# Work instruction:
Print every record below exactly as it stands, but leave out the pictures.

──────────

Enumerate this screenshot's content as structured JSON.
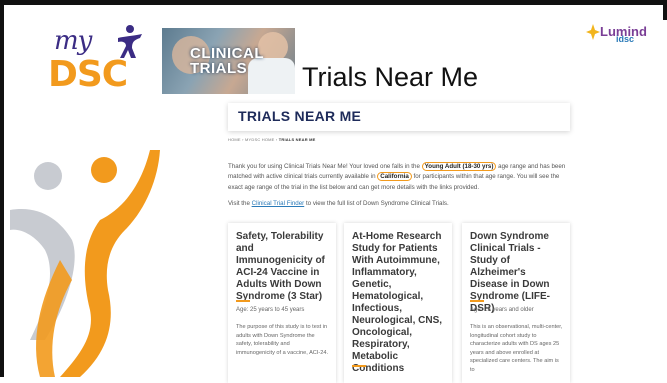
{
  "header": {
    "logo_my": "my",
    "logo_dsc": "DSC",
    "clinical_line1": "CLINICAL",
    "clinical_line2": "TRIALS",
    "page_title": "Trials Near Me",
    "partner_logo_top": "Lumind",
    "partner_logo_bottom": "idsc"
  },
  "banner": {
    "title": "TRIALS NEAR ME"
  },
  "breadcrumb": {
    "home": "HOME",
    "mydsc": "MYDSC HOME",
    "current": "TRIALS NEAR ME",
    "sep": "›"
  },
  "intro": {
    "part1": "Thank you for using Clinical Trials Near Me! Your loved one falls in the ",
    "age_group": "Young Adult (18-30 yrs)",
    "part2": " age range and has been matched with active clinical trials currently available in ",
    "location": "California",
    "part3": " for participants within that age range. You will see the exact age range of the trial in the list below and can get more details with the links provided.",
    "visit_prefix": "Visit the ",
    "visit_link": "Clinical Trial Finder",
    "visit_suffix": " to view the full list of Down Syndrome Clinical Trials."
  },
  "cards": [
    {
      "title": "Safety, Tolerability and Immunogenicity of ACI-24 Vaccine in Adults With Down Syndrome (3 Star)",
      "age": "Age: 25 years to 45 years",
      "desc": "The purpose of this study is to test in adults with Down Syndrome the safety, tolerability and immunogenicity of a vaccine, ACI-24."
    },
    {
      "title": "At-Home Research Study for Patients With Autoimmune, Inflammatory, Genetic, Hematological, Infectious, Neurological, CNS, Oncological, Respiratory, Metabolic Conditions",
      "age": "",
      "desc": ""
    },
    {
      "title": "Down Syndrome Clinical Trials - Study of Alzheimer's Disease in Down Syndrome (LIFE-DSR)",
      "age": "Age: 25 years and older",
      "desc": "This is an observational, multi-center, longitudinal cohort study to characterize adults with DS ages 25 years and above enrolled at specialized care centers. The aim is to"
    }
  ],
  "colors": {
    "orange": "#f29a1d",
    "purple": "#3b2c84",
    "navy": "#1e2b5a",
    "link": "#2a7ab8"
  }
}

──────────

# Written answer:
Enumerate this screenshot's content as structured JSON.
{
  "header": {
    "logo_my": "my",
    "logo_dsc": "DSC",
    "clinical_line1": "CLINICAL",
    "clinical_line2": "TRIALS",
    "page_title": "Trials Near Me",
    "partner_logo_top": "Lumind",
    "partner_logo_bottom": "idsc"
  },
  "banner": {
    "title": "TRIALS NEAR ME"
  },
  "breadcrumb": {
    "home": "HOME",
    "mydsc": "MYDSC HOME",
    "current": "TRIALS NEAR ME",
    "sep": "›"
  },
  "intro": {
    "part1": "Thank you for using Clinical Trials Near Me! Your loved one falls in the ",
    "age_group": "Young Adult (18-30 yrs)",
    "part2": " age range and has been matched with active clinical trials currently available in ",
    "location": "California",
    "part3": " for participants within that age range. You will see the exact age range of the trial in the list below and can get more details with the links provided.",
    "visit_prefix": "Visit the ",
    "visit_link": "Clinical Trial Finder",
    "visit_suffix": " to view the full list of Down Syndrome Clinical Trials."
  },
  "cards": [
    {
      "title": "Safety, Tolerability and Immunogenicity of ACI-24 Vaccine in Adults With Down Syndrome (3 Star)",
      "age": "Age: 25 years to 45 years",
      "desc": "The purpose of this study is to test in adults with Down Syndrome the safety, tolerability and immunogenicity of a vaccine, ACI-24."
    },
    {
      "title": "At-Home Research Study for Patients With Autoimmune, Inflammatory, Genetic, Hematological, Infectious, Neurological, CNS, Oncological, Respiratory, Metabolic Conditions",
      "age": "",
      "desc": ""
    },
    {
      "title": "Down Syndrome Clinical Trials - Study of Alzheimer's Disease in Down Syndrome (LIFE-DSR)",
      "age": "Age: 25 years and older",
      "desc": "This is an observational, multi-center, longitudinal cohort study to characterize adults with DS ages 25 years and above enrolled at specialized care centers. The aim is to"
    }
  ],
  "colors": {
    "orange": "#f29a1d",
    "purple": "#3b2c84",
    "navy": "#1e2b5a",
    "link": "#2a7ab8"
  }
}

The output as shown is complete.